Continue the essay about watching television coverage of the planes hitting the New York towers, starting right after its last sentence.
TEXT PROVIDED: Begin
It's too exciting! It's too gruesome! It's too compelling!"
They were right. At least, in my case. I watched, every
time, over and over. I hungered to see it again, from
a different angle. Dammit, why didn't they have a better
angle? How many TV stations and networks are in New
York? How many tourists with video cameras? Where was
a good close-up of the plane hitting the tower? ABC
Sports would have had it. CBS, too. Fox Sports would
have had it with a little clock in the corner and a
running death count. But the news? No. For hours and
hours, the same three-second clip ran on every station.
It
just seemed unreal, a made-for-TV event. My wife commented
that everyone she saw on TV at the scene seemed so calm,
considering what they'd been through, what they'd witnessed.
Of course, this is the sanitized, TV version of life
we get: The sounds must be muffled, lest they interfere
with the words of wisdom offered by the correspondents,
or worse, the interjected questions of the anchors;
the smells are missing, as is most of the visual impact
of the wreckage, the hundreds and hundreds of bodies,
which are not suitable fare for civilized viewers.
Instead, we get people talking, incessantly, about what
it means from a political standpoint. Will it be a turning
point in the Bush presidency? Will he be up to the challenge?
Will the Democrats stand by the Republican administration?
As if that's what anyone in the real world cares about.
For me, as tangled as my feelings were, the thing that
remained most was the image of thousands of people flocking
to hospitals and city streets, armed with photos, literally
begging anyone who passed by to look and see if they
recognized a husband, a daughter, a fiancee who remained
missing in the rubble.
Theirs
are the faces of terrorism to be remembered. Theirs
is the pain we should carry forth with us as the images
of planes and fires fade. They will not forget. For
them, life will not quickly - if ever - go on.
For
the rest of us, in a few months, we'll be living our
lives again, taking our kids to school, schlepping off
to work, going to McDonald's and Dunkin' Donuts and
Safeway (that is, if our country isn't at war with Iran,
Iraq, Afghanistan, Pakistan or some other country suspected
of harboring those responsible).
Despite
how I feel, how those I talk to say they feel, we will
move on, and far sooner than we should. This was a life-altering
event, and not just for those personally connected to
it. But that doesn't mean much to most people in our
anesthetized culture. My guess is we'll collectively
funnel our feelings into patriotism as long as it helps
the cause, then quickly retreat into what feels comfortable
- looking out for ourselves; striving to get ahead.
TEXT PROVIDED: End
RECORD EXCERPTS: Begin
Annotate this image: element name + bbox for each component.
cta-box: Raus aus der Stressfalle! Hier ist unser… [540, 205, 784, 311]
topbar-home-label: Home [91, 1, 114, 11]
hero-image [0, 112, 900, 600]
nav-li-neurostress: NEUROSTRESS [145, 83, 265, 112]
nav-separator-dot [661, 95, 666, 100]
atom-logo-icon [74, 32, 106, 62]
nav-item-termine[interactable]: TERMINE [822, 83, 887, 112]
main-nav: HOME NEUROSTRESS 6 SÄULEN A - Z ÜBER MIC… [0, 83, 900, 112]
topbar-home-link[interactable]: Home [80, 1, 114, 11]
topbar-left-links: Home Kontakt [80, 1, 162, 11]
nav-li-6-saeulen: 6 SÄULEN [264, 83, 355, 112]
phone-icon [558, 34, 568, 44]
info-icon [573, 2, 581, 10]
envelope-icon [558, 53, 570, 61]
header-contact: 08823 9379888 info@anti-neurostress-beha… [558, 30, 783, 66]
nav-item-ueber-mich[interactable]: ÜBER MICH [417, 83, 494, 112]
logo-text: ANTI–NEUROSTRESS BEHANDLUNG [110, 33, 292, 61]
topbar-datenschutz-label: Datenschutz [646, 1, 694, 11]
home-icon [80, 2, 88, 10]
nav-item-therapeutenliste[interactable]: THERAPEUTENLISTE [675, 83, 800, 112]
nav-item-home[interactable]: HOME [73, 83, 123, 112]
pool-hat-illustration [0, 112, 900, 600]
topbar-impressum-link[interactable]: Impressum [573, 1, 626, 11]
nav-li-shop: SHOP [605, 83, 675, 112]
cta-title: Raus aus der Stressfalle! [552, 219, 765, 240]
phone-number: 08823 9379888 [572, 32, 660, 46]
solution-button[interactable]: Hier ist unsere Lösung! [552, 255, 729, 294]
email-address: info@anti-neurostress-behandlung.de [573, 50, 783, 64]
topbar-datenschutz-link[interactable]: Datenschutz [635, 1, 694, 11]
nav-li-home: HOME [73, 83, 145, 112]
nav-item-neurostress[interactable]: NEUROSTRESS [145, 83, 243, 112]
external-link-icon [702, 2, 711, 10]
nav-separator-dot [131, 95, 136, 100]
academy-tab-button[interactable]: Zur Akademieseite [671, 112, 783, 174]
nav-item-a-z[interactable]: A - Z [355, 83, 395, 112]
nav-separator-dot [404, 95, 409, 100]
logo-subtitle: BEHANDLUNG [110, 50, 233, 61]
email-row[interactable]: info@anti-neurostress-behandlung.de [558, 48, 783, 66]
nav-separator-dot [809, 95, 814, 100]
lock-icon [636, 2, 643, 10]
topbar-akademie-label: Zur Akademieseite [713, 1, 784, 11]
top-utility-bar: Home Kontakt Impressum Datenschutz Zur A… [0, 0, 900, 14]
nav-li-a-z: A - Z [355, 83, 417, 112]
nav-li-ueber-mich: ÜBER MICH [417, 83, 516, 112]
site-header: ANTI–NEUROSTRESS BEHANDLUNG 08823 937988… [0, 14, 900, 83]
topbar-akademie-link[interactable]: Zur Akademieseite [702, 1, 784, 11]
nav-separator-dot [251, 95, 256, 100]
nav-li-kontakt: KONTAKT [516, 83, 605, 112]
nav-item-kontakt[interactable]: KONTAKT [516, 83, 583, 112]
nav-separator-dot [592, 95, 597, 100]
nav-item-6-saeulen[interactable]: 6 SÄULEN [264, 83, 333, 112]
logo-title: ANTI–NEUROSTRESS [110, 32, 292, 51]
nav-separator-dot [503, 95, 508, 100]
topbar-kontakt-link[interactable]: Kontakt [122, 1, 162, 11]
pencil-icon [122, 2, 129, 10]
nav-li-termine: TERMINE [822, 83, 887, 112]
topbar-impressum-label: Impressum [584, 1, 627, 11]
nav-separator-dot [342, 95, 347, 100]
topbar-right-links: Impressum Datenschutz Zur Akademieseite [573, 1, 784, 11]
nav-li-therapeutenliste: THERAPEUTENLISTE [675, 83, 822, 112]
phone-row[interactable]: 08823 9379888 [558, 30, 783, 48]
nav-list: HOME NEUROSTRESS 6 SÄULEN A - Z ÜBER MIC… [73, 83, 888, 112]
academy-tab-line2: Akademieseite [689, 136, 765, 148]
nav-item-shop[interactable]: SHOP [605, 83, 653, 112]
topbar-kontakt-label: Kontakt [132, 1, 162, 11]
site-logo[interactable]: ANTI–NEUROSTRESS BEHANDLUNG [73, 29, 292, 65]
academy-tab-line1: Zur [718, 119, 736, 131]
RECORD EXCERPTS: End
> RESULT:
Were
I not hampered, as I wrote above, by the lack of concentration
this whole thing has left me with, I could probably
make a connection here. It might have to do with believing
the whole reason for this insane action on the part
of people very different from us might have to do with
the very things I just noted.
We
will go back to our "normal" lives, just as soon as
we can manage it. We'll be seeking what so many in the
past weeks have said was being attacked on Sept. 11:
our way of life.
I think there was certainly more to choosing the World
Trade Center as a target than the spectacle it would
provide; more than disrupting lower Manhattan or even
the financial markets. I think they were chosen because,
to an outsider (and many insiders), the people in those
buildings represented our way of life: they worked with
money, more money than anyone in most foreign nations
will ever see; they wore expensive suits and ate expensive
meals and lived expensive, unduly comfortable lives,
by the standards of ninety-nine percent of the world.
They
were what many Americans might think of as representative
of the best our country has to offer, and what others
might see as our worst. They were symbolic of our nation's
hunger for and gravitational orbit around material things.
In our anger and pain, I think the point, if indeed
that was it, will likely be lost.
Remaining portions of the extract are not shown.